### EXERCISE PROMPT
Identify every line containing the word "tomorrow" and reproduce each one.

··· SUPPLIED MATERIAL ···

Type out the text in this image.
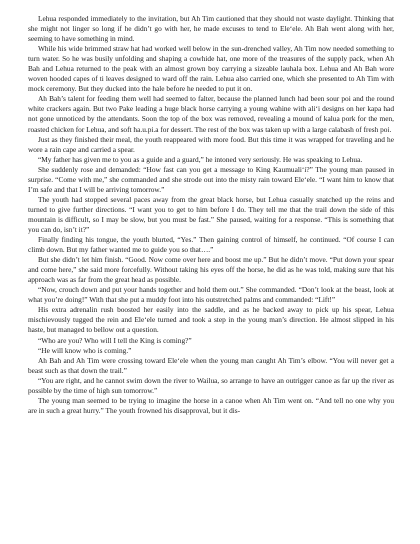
Lehua responded immediately to the invitation, but Ah Tim cautioned that they should not waste daylight. Thinking that she might not linger so long if he didn’t go with her, he made excuses to tend to Ele‘ele. Ah Bah went along with her, seeming to have something in mind.

While his wide brimmed straw hat had worked well below in the sun-drenched valley, Ah Tim now needed something to turn water. So he was busily unfolding and shaping a cowhide hat, one more of the treasures of the supply pack, when Ah Bah and Lehua returned to the peak with an almost grown boy carrying a sizeable lauhala box. Lehua and Ah Bah wore woven hooded capes of ti leaves designed to ward off the rain. Lehua also carried one, which she presented to Ah Tim with mock ceremony. But they ducked into the hale before he needed to put it on.

Ah Bah’s talent for feeding them well had seemed to falter, because the planned lunch had been sour poi and the round white crackers again. But two Pake leading a huge black horse carrying a young wahine with ali‘i designs on her kapa had not gone unnoticed by the attendants. Soon the top of the box was removed, revealing a mound of kalua pork for the men, roasted chicken for Lehua, and soft ha.u.pi.a for dessert. The rest of the box was taken up with a large calabash of fresh poi.

Just as they finished their meal, the youth reappeared with more food. But this time it was wrapped for traveling and he wore a rain cape and carried a spear.

“My father has given me to you as a guide and a guard,” he intoned very seriously. He was speaking to Lehua.

She suddenly rose and demanded: “How fast can you get a message to King Kaumuali‘i?” The young man paused in surprise. “Come with me,” she commanded and she strode out into the misty rain toward Ele‘ele. “I want him to know that I’m safe and that I will be arriving tomorrow.”

The youth had stopped several paces away from the great black horse, but Lehua casually snatched up the reins and turned to give further directions. “I want you to get to him before I do. They tell me that the trail down the side of this mountain is difficult, so I may be slow, but you must be fast.” She paused, waiting for a response. “This is something that you can do, isn’t it?”

Finally finding his tongue, the youth blurted, “Yes.” Then gaining control of himself, he continued. “Of course I can climb down. But my father wanted me to guide you so that….”

But she didn’t let him finish. “Good. Now come over here and boost me up.” But he didn’t move. “Put down your spear and come here,” she said more forcefully. Without taking his eyes off the horse, he did as he was told, making sure that his approach was as far from the great head as possible.

“Now, crouch down and put your hands together and hold them out.” She commanded. “Don’t look at the beast, look at what you’re doing!” With that she put a muddy foot into his outstretched palms and commanded: “Lift!”

His extra adrenalin rush boosted her easily into the saddle, and as he backed away to pick up his spear, Lehua mischievously tugged the rein and Ele‘ele turned and took a step in the young man’s direction. He almost slipped in his haste, but managed to bellow out a question.

“Who are you? Who will I tell the King is coming?”

“He will know who is coming.”

Ah Bah and Ah Tim were crossing toward Ele‘ele when the young man caught Ah Tim’s elbow. “You will never get a beast such as that down the trail.”

“You are right, and he cannot swim down the river to Wailua, so arrange to have an outrigger canoe as far up the river as possible by the time of high sun tomorrow.”

The young man seemed to be trying to imagine the horse in a canoe when Ah Tim went on. “And tell no one why you are in such a great hurry.” The youth frowned his disapproval, but it dis-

···

### SOLUTION FOR THIS PROBLEM
She suddenly rose and demanded: “How fast can you get a message to King Kaumuali‘i?” The young man paused in surprise. “Come with me,” she commanded and she strode out into the misty rain toward Ele‘ele. “I want him to know that I’m safe and that I will be arriving tomorrow.”
“You are right, and he cannot swim down the river to Wailua, so arrange to have an outrigger canoe as far up the river as possible by the time of high sun tomorrow.”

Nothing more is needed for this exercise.